MATERIAL SHOWN ::

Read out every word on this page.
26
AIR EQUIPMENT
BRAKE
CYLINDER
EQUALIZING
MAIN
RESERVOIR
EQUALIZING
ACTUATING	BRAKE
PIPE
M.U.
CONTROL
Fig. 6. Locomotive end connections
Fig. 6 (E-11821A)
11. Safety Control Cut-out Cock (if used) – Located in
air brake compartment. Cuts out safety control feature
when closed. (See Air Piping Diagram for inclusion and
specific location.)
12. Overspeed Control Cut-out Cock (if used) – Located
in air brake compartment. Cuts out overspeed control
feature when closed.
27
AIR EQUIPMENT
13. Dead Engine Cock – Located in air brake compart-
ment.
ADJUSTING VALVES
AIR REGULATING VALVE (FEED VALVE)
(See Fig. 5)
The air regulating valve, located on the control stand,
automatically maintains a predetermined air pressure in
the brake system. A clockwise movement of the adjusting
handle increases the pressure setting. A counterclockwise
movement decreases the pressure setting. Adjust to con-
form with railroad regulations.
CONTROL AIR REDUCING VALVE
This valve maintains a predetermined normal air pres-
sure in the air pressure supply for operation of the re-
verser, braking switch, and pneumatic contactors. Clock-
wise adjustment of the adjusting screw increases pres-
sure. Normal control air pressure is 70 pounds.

AIM OF THE TASK ::
Write each line above out exactly.

WRITTEN RESPONSE ::
Read out every word on this page.
26
AIR EQUIPMENT
BRAKE
CYLINDER
EQUALIZING
MAIN
RESERVOIR
EQUALIZING
ACTUATING	BRAKE
PIPE
M.U.
CONTROL
Fig. 6. Locomotive end connections
Fig. 6 (E-11821A)
11. Safety Control Cut-out Cock (if used) – Located in
air brake compartment. Cuts out safety control feature
when closed. (See Air Piping Diagram for inclusion and
specific location.)
12. Overspeed Control Cut-out Cock (if used) – Located
in air brake compartment. Cuts out overspeed control
feature when closed.
27
AIR EQUIPMENT
13. Dead Engine Cock – Located in air brake compart-
ment.
ADJUSTING VALVES
AIR REGULATING VALVE (FEED VALVE)
(See Fig. 5)
The air regulating valve, located on the control stand,
automatically maintains a predetermined air pressure in
the brake system. A clockwise movement of the adjusting
handle increases the pressure setting. A counterclockwise
movement decreases the pressure setting. Adjust to con-
form with railroad regulations.
CONTROL AIR REDUCING VALVE
This valve maintains a predetermined normal air pres-
sure in the air pressure supply for operation of the re-
verser, braking switch, and pneumatic contactors. Clock-
wise adjustment of the adjusting screw increases pres-
sure. Normal control air pressure is 70 pounds.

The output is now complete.